(Requisitos de la tarea): ¿Puedes copiar sin cambios los ítems que empiezan en el primero y terminan en la línea que contiene "power-badge: ⚔ 235230 (341, 1637, 521, 1679)", ambas incluidas?

-*-

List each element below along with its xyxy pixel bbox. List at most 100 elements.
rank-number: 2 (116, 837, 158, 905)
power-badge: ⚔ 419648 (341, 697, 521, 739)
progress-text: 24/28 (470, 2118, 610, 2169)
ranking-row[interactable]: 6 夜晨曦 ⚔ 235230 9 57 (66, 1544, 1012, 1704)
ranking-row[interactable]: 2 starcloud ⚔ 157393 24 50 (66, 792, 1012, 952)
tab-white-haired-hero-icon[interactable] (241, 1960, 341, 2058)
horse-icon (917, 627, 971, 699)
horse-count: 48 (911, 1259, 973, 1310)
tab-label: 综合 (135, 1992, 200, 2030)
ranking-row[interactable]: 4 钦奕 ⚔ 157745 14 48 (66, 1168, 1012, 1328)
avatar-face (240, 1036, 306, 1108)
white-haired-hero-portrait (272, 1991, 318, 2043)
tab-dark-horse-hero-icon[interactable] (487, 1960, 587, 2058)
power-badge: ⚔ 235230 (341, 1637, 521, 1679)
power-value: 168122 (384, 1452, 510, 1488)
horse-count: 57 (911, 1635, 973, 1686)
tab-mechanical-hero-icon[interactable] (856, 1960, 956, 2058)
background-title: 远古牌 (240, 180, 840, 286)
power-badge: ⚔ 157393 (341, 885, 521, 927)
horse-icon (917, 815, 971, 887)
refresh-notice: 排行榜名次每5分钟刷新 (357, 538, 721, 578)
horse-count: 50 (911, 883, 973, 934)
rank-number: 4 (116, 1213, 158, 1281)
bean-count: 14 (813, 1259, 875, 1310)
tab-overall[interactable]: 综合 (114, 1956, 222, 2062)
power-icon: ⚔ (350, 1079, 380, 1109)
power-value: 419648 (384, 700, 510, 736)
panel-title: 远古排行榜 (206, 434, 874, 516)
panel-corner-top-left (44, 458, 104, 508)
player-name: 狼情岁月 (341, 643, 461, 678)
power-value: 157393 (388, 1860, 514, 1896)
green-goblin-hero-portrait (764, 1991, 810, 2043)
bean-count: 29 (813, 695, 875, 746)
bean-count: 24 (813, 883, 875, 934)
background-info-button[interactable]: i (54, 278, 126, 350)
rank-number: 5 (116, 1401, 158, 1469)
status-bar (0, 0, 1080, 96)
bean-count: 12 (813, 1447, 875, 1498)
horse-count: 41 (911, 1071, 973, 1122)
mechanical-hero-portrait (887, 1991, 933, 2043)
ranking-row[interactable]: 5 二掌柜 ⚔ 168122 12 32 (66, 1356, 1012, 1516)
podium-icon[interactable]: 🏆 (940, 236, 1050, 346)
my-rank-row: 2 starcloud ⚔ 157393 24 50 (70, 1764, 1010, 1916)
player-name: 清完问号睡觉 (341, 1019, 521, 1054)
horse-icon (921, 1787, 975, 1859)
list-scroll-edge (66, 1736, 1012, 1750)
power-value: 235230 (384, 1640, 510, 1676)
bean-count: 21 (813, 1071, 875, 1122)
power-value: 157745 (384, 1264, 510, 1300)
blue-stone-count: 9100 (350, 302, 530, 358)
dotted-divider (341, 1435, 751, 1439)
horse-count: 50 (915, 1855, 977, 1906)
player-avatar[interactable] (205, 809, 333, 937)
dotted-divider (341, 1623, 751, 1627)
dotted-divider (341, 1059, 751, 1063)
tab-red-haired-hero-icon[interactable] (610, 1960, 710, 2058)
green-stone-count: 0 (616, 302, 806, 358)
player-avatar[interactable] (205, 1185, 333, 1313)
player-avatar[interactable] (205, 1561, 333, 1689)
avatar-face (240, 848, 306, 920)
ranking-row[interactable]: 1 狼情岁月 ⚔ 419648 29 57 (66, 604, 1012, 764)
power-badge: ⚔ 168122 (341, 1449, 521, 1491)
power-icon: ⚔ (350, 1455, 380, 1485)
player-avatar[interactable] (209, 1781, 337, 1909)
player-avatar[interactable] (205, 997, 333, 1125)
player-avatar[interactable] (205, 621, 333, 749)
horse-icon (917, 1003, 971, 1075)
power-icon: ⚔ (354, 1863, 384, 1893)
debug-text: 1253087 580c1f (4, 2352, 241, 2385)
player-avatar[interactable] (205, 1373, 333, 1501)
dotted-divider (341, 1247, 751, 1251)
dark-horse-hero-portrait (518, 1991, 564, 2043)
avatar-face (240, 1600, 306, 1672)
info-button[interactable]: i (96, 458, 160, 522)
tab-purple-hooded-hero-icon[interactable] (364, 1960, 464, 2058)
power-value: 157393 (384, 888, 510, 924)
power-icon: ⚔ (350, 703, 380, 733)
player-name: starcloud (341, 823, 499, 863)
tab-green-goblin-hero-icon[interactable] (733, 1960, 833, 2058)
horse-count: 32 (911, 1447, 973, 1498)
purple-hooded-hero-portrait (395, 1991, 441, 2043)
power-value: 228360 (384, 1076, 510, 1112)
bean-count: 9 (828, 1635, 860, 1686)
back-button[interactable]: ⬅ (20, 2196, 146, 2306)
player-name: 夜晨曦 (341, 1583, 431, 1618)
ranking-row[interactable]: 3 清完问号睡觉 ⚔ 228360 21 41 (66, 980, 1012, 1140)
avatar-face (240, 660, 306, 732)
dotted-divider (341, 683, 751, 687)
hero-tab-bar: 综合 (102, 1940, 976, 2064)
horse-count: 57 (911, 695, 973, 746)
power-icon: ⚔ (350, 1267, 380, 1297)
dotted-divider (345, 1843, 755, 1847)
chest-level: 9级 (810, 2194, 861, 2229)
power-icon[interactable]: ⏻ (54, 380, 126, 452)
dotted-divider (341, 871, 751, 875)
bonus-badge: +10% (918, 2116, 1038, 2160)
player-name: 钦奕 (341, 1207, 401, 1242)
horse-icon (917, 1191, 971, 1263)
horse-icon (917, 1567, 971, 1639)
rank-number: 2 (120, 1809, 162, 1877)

-*-

(Respuesta al ejercicio):
List each element below along with its xyxy pixel bbox. List at most 100 elements.
rank-number: 2 (116, 837, 158, 905)
power-badge: ⚔ 419648 (341, 697, 521, 739)
progress-text: 24/28 (470, 2118, 610, 2169)
ranking-row[interactable]: 6 夜晨曦 ⚔ 235230 9 57 (66, 1544, 1012, 1704)
ranking-row[interactable]: 2 starcloud ⚔ 157393 24 50 (66, 792, 1012, 952)
tab-white-haired-hero-icon[interactable] (241, 1960, 341, 2058)
horse-icon (917, 627, 971, 699)
horse-count: 48 (911, 1259, 973, 1310)
tab-label: 综合 (135, 1992, 200, 2030)
ranking-row[interactable]: 4 钦奕 ⚔ 157745 14 48 (66, 1168, 1012, 1328)
avatar-face (240, 1036, 306, 1108)
white-haired-hero-portrait (272, 1991, 318, 2043)
tab-dark-horse-hero-icon[interactable] (487, 1960, 587, 2058)
power-badge: ⚔ 235230 (341, 1637, 521, 1679)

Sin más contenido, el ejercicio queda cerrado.